## BEGIN Text to read

I somewhat doubt that ; if the pad is based on 26-letters and for some reason you occasionally select from 25-letters it only slightly reduces the number of possibilities. Afaik a decrypter still wouldn't have any other choice but a bruteforce attack and that'd be running all the combinations of letters for a given length of text.

Maybe I've gotten something wrong, dunno.

Re:No surprise there

He has a 5-digit id. There is a possibility of senility.

Re:No surprise there

I know she gave great head.

Re:No surprise there

How do you know which of those is the "valid decoding"?

You're (of course) right. We only know one of those, IPHONE, is invalid as it's longer than the cipher.

Re:No surprise there

[MaskedSlacker]

5/5 Made me laugh unnaturally loudly in the middle of a quiet coffee shop. Would decode again.

Re:No surprise there

[Anubis+IV]

Actually, as has been pointed out, your example is not for a one-time pad at all (yours is a code book, which is theoretically quite crackable after a single use, assuming a sufficiently large message).

In contrast, a one-time pad operates by providing a value for each character of the message (and thus it establishes the limit for the size of the message at being less than or equal to the number of values provided). The letters are then incremented by the amount specified by their corresponding value (e.g. A + 3 = D), and if you go past Z, you just start over again at A. Doing so ensures that each character is individually encoded separately from every other letter and that there are no relationships between them, thus ensuring that a code breaker can't use a distribution of values analysis to try and determine which values might correspond to more commonly-occurring letters (or, in your example, they could apply an analysis to find more commonly-used words, theoretically).

For instance, a proper one-time pad might be more like this (note: letters were pulled out of my head, so they are not sufficiently random): E, A, H, F, M, Y, Z

And if I wanted to encode "retreat", it would be:
R+E(5) = W
E+A(1) = F
T+H(8) = B
R+F(6) = X
E+M(13) = R
A+Y(25) = Z
T+Z(26) = T

If the random values had been different, I could have spelled any other six-letter word and ended up with that same result. And a person decoding my message would simply use their copy of the one-time pad to subtract the values from the encoded message in order to recover the plaintext message telling them to retreat.

Of course, you also need to account for spaces and the like, so you'd probably go beyond 1-26 in order to handle non-alphabetical characters, but you get the idea.

Re:No surprise there

[MaskedSlacker]

Repeated sequences are expected in actual random noise. The question is how long/frequent are they? The 'correct' values are easily calculable (and left as an exercise to the reader), along with the probability of the message being encrypted with a OTP (or rather, the probability that the ciphertext is consistent with a OTP).

Re:No surprise there

A bunch of British sissies they are, can't even toss a log.

Re:No surprise there

Except this adds an additional layer of randomness - "they might put it back". So you've got "two letters in the one time pad may, or may not be consecutively the same, and this rule may or may not change within the same one time pad, depending on the generators whim".

## END Text to read

Resume the forum thread on one-time pads, starting right after its final post.

## BEGIN Data block

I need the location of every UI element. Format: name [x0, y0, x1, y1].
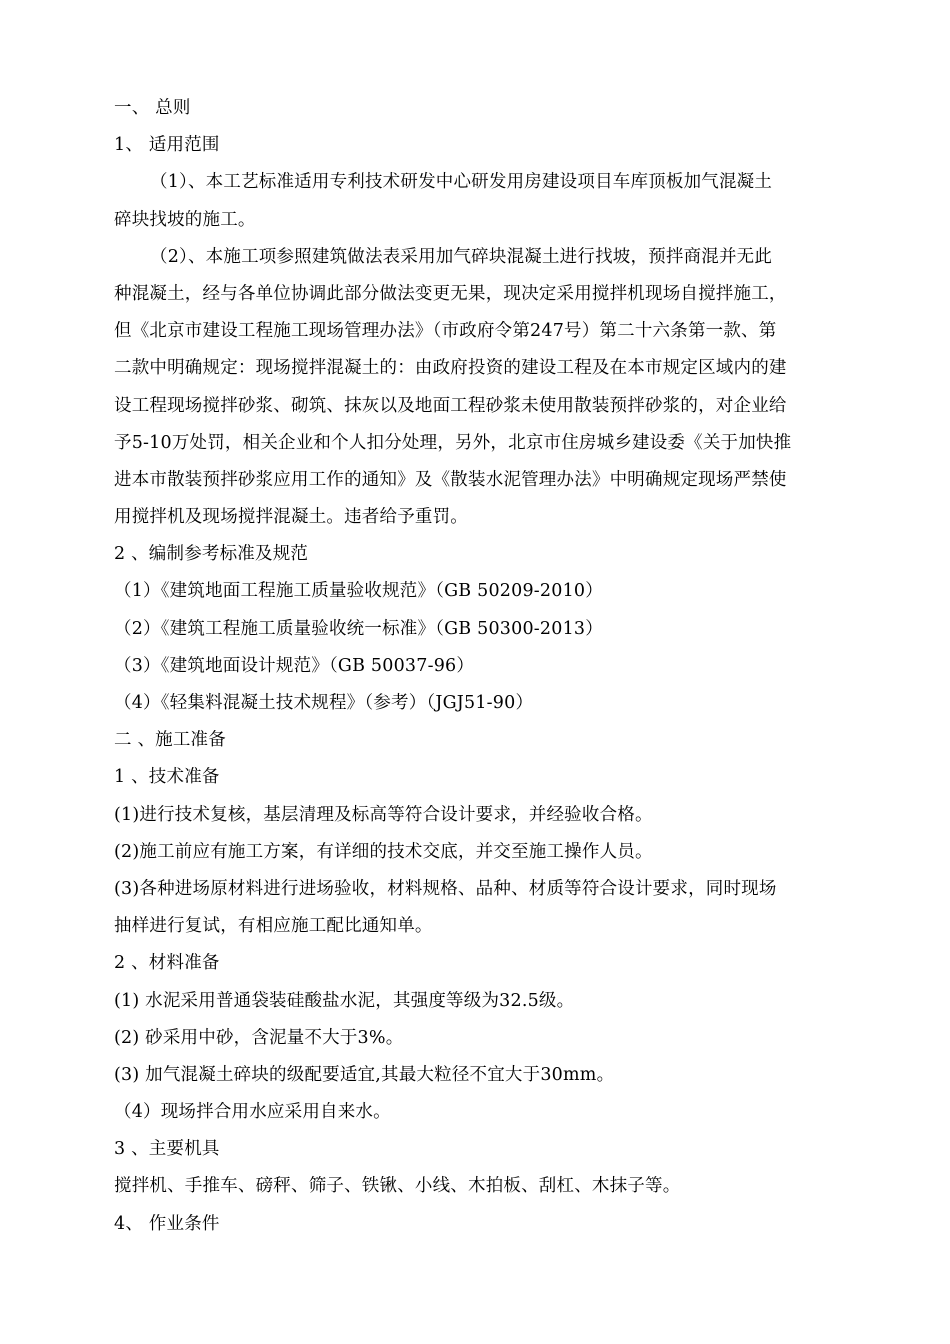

## END Data block

▸ **Result of the exercise**
Re:No surprise there

My Scottish grandmother was born in Argentina.

Re:No surprise there

[Sulphur]

I don't think you have even the remotest idea what Venona was.

It was the code used by the atomic spies. Alexander Fomin (nee Feklisov) was the agent in charge of the ring. Klaus Prigsheim a faculty member at KU was the host when he talked in IIRC 1960. Arthur Schlesinger Jr. was his debate counterpart. Fomin sounded a lot like Bela Lugosi.

Several point out that it is not a OneTime Pad if you reuse the pad. The pad was reused because of the workload, and the code was broken. Fomin said that Ethel Rosenberg was not involved.

Re: No surprise there

[turbidostato]

"The expected message has certain bounds."

That end up being at least "A" or "no A" -or "A" or "B" (if there were just one message that could be recieved, you wouldn't need to get the text at all). As long as there're two messages that renders the same lenght, you won't be able to decypher by "cluing" it, not at all.

Just my previous message proves the point: if you are meant to attack, I'll send you a message telling just "option A", if I want you to retreat, I'll tell you "option B" -which is the most proper way to act if you are relying on OTP *because* of the fact that it can't be guessed at all unless you get your hands on the key (they already knew that by the war).

In other words: "Order 66" can't be set appart from the other 99 ones.

Re:No surprise there

[AK+Marc]

True-Scotsman is saying that someone born in Scotland doesn't count as a Scotsman because he doesn't act correctly. That's a false/useless assertion that's factually wrong and asserted only to move the goalposts for the "correct" definition. A "one-time" pad used more than once isn't just a misused one-time pad, but is also a "two-time" (or more) pad, and, by definition, is no longer a one-time pad. That's not a no true Scotsman argument, but a "you defined it properly - no fair" argument.

Re:No surprise there

[AK+Marc]

So sending the decryption key insecurly isn't improper use of a one-time-pad? Using a non-random seed for a generator isn't improper usage, because there is no improper usage possible, other than violating the very definition of a ONE-time-pad? I think your ignorance has you arguing stupid so you don't have to say "oops, I don't even know what a Scotsman is."

Re:No surprise there

[bruce_the_loon]

No technical reason that you can't split it up, as long as the decoders know where you are in the page. But if you're only using 10 percent of a page, you may as well tell your handlers so they can save money by printing shorter pages.

There are logistical issues though. If you're halfway through the 1000 chars and you're caught with the page still in the pad, it'll only be a matter of time before your captors extract that information from you. By destroying your page as soon as you've used even part of it keeps that information from being useful.

The second issue comes up with communicating what part of the page is in use. In the message sent by dead pigeon, there is an identifier somewhere in there of the page or at very least the book. That has to be done to tell the decoders what to use. While it is a risk to do so, it is mitigated by the destruction of your page. Now if you're using only segments of the page, then if the page still exists in your pad, the captors might not even have to break your kneecaps and extract your molars because they have identifiers in your captured messages of where to look.

Re:No surprise there

[udippel]

This sounds correct, but it isn't. Unfortunately.
It does contain relevant information, but kind of mixed up.

Length can be a helper when statistics comes into perspective. And when the one-time pad is a non-random piece of letters (book, e.g.) the ciphertext can display statistic non-uniform properties.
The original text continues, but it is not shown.